START The records

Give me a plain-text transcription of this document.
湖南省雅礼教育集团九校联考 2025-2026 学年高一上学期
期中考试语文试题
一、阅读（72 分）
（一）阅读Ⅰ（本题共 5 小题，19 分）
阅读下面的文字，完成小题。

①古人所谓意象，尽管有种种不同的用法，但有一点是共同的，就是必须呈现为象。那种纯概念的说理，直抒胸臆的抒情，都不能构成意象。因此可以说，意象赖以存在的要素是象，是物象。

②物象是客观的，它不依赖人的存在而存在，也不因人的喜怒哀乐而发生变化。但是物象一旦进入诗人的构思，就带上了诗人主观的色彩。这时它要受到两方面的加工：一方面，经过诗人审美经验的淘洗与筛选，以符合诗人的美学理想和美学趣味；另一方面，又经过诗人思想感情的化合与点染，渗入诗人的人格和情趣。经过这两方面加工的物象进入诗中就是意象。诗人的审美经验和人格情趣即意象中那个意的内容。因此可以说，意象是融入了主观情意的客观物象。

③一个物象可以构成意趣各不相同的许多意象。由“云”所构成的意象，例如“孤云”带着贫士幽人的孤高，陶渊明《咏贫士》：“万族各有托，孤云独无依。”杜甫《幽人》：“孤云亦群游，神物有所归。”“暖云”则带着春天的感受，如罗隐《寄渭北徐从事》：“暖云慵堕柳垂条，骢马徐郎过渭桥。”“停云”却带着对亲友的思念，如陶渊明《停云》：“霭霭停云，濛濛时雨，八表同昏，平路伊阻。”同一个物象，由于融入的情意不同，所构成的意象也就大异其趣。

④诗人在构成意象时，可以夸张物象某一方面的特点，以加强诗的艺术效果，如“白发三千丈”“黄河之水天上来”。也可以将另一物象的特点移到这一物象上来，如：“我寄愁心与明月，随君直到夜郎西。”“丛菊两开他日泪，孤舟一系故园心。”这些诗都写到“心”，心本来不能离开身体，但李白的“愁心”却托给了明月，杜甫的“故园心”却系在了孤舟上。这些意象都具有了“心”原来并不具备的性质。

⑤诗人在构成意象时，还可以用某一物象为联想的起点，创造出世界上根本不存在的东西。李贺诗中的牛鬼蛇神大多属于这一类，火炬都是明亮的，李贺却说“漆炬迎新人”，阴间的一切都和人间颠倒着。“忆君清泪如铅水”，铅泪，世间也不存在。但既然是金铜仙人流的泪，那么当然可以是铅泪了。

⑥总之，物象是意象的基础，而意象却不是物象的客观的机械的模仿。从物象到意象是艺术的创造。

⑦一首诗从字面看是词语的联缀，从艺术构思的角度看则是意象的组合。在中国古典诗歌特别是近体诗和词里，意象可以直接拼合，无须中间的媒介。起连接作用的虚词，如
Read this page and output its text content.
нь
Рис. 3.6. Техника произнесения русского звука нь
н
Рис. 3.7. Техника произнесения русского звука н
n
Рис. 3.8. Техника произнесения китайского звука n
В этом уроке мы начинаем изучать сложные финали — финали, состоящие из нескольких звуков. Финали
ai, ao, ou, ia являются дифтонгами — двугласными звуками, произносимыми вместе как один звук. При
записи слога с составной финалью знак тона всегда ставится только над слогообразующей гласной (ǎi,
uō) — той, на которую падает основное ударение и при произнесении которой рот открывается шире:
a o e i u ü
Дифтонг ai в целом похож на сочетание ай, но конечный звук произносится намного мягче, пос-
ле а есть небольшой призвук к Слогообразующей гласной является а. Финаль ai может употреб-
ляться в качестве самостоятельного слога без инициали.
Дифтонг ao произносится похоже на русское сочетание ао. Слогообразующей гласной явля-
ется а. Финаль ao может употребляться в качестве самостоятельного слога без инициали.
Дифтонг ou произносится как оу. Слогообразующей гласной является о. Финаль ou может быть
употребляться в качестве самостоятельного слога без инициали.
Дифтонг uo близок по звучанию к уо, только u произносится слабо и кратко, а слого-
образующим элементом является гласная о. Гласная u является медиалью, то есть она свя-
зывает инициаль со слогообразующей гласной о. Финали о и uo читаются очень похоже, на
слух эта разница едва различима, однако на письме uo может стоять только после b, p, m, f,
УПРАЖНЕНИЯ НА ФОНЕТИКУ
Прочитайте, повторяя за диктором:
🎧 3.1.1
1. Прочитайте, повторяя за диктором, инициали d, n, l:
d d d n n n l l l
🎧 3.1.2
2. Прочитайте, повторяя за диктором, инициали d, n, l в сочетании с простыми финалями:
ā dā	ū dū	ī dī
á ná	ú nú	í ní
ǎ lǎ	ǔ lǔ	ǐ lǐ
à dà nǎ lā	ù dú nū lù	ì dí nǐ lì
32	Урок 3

END The records

Repeat word for word the lines running from the line containing "Read this page and output its text content." to the end of the entries above, inclusive.

- Finished answer:
Read this page and output its text content.
нь
Рис. 3.6. Техника произнесения русского звука нь
н
Рис. 3.7. Техника произнесения русского звука н
n
Рис. 3.8. Техника произнесения китайского звука n
В этом уроке мы начинаем изучать сложные финали — финали, состоящие из нескольких звуков. Финали
ai, ao, ou, ia являются дифтонгами — двугласными звуками, произносимыми вместе как один звук. При
записи слога с составной финалью знак тона всегда ставится только над слогообразующей гласной (ǎi,
uō) — той, на которую падает основное ударение и при произнесении которой рот открывается шире:
a o e i u ü
Дифтонг ai в целом похож на сочетание ай, но конечный звук произносится намного мягче, пос-
ле а есть небольшой призвук к Слогообразующей гласной является а. Финаль ai может употреб-
ляться в качестве самостоятельного слога без инициали.
Дифтонг ao произносится похоже на русское сочетание ао. Слогообразующей гласной явля-
ется а. Финаль ao может употребляться в качестве самостоятельного слога без инициали.
Дифтонг ou произносится как оу. Слогообразующей гласной является о. Финаль ou может быть
употребляться в качестве самостоятельного слога без инициали.
Дифтонг uo близок по звучанию к уо, только u произносится слабо и кратко, а слого-
образующим элементом является гласная о. Гласная u является медиалью, то есть она свя-
зывает инициаль со слогообразующей гласной о. Финали о и uo читаются очень похоже, на
слух эта разница едва различима, однако на письме uo может стоять только после b, p, m, f,
УПРАЖНЕНИЯ НА ФОНЕТИКУ
Прочитайте, повторяя за диктором:
🎧 3.1.1
1. Прочитайте, повторяя за диктором, инициали d, n, l:
d d d n n n l l l
🎧 3.1.2
2. Прочитайте, повторяя за диктором, инициали d, n, l в сочетании с простыми финалями:
ā dā	ū dū	ī dī
á ná	ú nú	í ní
ǎ lǎ	ǔ lǔ	ǐ lǐ
à dà nǎ lā	ù dú nū lù	ì dí nǐ lì
32	Урок 3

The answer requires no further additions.